━━ LISTED ENTRIES ━━

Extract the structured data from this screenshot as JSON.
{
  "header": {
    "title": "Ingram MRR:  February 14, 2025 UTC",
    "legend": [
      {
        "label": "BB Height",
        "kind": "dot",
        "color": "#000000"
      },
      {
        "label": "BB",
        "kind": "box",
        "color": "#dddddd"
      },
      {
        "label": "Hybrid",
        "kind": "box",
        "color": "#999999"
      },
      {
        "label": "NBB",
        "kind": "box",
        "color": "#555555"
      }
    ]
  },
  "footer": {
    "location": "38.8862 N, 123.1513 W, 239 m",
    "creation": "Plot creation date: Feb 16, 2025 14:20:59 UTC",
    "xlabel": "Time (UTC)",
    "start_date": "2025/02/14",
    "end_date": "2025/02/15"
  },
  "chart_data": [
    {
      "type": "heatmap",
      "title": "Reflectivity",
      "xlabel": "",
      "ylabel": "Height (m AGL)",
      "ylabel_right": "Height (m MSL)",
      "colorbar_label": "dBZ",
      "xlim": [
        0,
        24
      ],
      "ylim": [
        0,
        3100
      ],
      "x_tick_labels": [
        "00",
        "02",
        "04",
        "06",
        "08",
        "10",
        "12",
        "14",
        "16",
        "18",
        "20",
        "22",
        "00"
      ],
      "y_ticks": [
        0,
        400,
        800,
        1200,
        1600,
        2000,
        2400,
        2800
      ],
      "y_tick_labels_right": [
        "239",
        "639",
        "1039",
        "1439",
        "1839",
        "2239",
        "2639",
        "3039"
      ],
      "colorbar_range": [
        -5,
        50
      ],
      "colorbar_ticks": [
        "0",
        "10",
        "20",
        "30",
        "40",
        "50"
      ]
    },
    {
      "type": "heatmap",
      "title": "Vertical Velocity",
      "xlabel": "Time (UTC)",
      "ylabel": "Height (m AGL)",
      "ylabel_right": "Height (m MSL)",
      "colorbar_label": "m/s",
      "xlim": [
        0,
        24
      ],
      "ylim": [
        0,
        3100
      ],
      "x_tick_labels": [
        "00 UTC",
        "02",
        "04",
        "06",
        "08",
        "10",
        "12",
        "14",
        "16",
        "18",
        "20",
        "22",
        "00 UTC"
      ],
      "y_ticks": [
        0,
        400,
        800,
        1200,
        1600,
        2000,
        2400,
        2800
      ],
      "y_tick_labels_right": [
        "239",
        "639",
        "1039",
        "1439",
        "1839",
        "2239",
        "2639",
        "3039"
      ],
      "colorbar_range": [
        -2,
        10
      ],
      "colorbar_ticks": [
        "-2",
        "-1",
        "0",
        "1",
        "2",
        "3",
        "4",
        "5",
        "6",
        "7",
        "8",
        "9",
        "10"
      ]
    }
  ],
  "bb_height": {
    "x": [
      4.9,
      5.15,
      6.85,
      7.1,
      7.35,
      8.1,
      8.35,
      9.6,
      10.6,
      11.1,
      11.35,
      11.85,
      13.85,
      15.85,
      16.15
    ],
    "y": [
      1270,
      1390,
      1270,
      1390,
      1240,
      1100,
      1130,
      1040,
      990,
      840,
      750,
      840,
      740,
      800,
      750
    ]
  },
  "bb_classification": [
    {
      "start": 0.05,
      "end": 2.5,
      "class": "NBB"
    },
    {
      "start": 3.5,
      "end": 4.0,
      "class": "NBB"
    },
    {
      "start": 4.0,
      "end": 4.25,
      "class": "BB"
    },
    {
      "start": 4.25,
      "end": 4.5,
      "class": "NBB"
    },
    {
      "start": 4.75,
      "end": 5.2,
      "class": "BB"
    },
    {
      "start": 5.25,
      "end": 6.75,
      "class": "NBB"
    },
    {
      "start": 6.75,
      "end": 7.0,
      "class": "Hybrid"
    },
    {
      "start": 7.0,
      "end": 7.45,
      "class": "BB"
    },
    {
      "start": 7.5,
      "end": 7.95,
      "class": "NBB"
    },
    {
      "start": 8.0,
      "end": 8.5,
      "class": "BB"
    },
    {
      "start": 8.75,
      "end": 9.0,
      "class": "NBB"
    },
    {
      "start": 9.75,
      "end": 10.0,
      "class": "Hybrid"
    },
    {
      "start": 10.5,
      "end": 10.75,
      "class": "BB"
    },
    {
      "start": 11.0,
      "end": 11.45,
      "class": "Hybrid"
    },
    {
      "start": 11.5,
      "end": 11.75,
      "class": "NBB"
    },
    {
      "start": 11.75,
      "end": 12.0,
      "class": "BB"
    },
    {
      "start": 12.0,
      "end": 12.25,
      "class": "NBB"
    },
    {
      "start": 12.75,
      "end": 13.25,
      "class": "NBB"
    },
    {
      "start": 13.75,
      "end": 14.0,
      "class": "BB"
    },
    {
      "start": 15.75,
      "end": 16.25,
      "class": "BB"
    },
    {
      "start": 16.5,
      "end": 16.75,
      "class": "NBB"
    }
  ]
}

━━━

- **SET PROBLEM**: Each entry above is to be printed again exactly.

- **OUTPUT OF THE TASK**:
Extract the structured data from this screenshot as JSON.
{
  "header": {
    "title": "Ingram MRR:  February 14, 2025 UTC",
    "legend": [
      {
        "label": "BB Height",
        "kind": "dot",
        "color": "#000000"
      },
      {
        "label": "BB",
        "kind": "box",
        "color": "#dddddd"
      },
      {
        "label": "Hybrid",
        "kind": "box",
        "color": "#999999"
      },
      {
        "label": "NBB",
        "kind": "box",
        "color": "#555555"
      }
    ]
  },
  "footer": {
    "location": "38.8862 N, 123.1513 W, 239 m",
    "creation": "Plot creation date: Feb 16, 2025 14:20:59 UTC",
    "xlabel": "Time (UTC)",
    "start_date": "2025/02/14",
    "end_date": "2025/02/15"
  },
  "chart_data": [
    {
      "type": "heatmap",
      "title": "Reflectivity",
      "xlabel": "",
      "ylabel": "Height (m AGL)",
      "ylabel_right": "Height (m MSL)",
      "colorbar_label": "dBZ",
      "xlim": [
        0,
        24
      ],
      "ylim": [
        0,
        3100
      ],
      "x_tick_labels": [
        "00",
        "02",
        "04",
        "06",
        "08",
        "10",
        "12",
        "14",
        "16",
        "18",
        "20",
        "22",
        "00"
      ],
      "y_ticks": [
        0,
        400,
        800,
        1200,
        1600,
        2000,
        2400,
        2800
      ],
      "y_tick_labels_right": [
        "239",
        "639",
        "1039",
        "1439",
        "1839",
        "2239",
        "2639",
        "3039"
      ],
      "colorbar_range": [
        -5,
        50
      ],
      "colorbar_ticks": [
        "0",
        "10",
        "20",
        "30",
        "40",
        "50"
      ]
    },
    {
      "type": "heatmap",
      "title": "Vertical Velocity",
      "xlabel": "Time (UTC)",
      "ylabel": "Height (m AGL)",
      "ylabel_right": "Height (m MSL)",
      "colorbar_label": "m/s",
      "xlim": [
        0,
        24
      ],
      "ylim": [
        0,
        3100
      ],
      "x_tick_labels": [
        "00 UTC",
        "02",
        "04",
        "06",
        "08",
        "10",
        "12",
        "14",
        "16",
        "18",
        "20",
        "22",
        "00 UTC"
      ],
      "y_ticks": [
        0,
        400,
        800,
        1200,
        1600,
        2000,
        2400,
        2800
      ],
      "y_tick_labels_right": [
        "239",
        "639",
        "1039",
        "1439",
        "1839",
        "2239",
        "2639",
        "3039"
      ],
      "colorbar_range": [
        -2,
        10
      ],
      "colorbar_ticks": [
        "-2",
        "-1",
        "0",
        "1",
        "2",
        "3",
        "4",
        "5",
        "6",
        "7",
        "8",
        "9",
        "10"
      ]
    }
  ],
  "bb_height": {
    "x": [
      4.9,
      5.15,
      6.85,
      7.1,
      7.35,
      8.1,
      8.35,
      9.6,
      10.6,
      11.1,
      11.35,
      11.85,
      13.85,
      15.85,
      16.15
    ],
    "y": [
      1270,
      1390,
      1270,
      1390,
      1240,
      1100,
      1130,
      1040,
      990,
      840,
      750,
      840,
      740,
      800,
      750
    ]
  },
  "bb_classification": [
    {
      "start": 0.05,
      "end": 2.5,
      "class": "NBB"
    },
    {
      "start": 3.5,
      "end": 4.0,
      "class": "NBB"
    },
    {
      "start": 4.0,
      "end": 4.25,
      "class": "BB"
    },
    {
      "start": 4.25,
      "end": 4.5,
      "class": "NBB"
    },
    {
      "start": 4.75,
      "end": 5.2,
      "class": "BB"
    },
    {
      "start": 5.25,
      "end": 6.75,
      "class": "NBB"
    },
    {
      "start": 6.75,
      "end": 7.0,
      "class": "Hybrid"
    },
    {
      "start": 7.0,
      "end": 7.45,
      "class": "BB"
    },
    {
      "start": 7.5,
      "end": 7.95,
      "class": "NBB"
    },
    {
      "start": 8.0,
      "end": 8.5,
      "class": "BB"
    },
    {
      "start": 8.75,
      "end": 9.0,
      "class": "NBB"
    },
    {
      "start": 9.75,
      "end": 10.0,
      "class": "Hybrid"
    },
    {
      "start": 10.5,
      "end": 10.75,
      "class": "BB"
    },
    {
      "start": 11.0,
      "end": 11.45,
      "class": "Hybrid"
    },
    {
      "start": 11.5,
      "end": 11.75,
      "class": "NBB"
    },
    {
      "start": 11.75,
      "end": 12.0,
      "class": "BB"
    },
    {
      "start": 12.0,
      "end": 12.25,
      "class": "NBB"
    },
    {
      "start": 12.75,
      "end": 13.25,
      "class": "NBB"
    },
    {
      "start": 13.75,
      "end": 14.0,
      "class": "BB"
    },
    {
      "start": 15.75,
      "end": 16.25,
      "class": "BB"
    },
    {
      "start": 16.5,
      "end": 16.75,
      "class": "NBB"
    }
  ]
}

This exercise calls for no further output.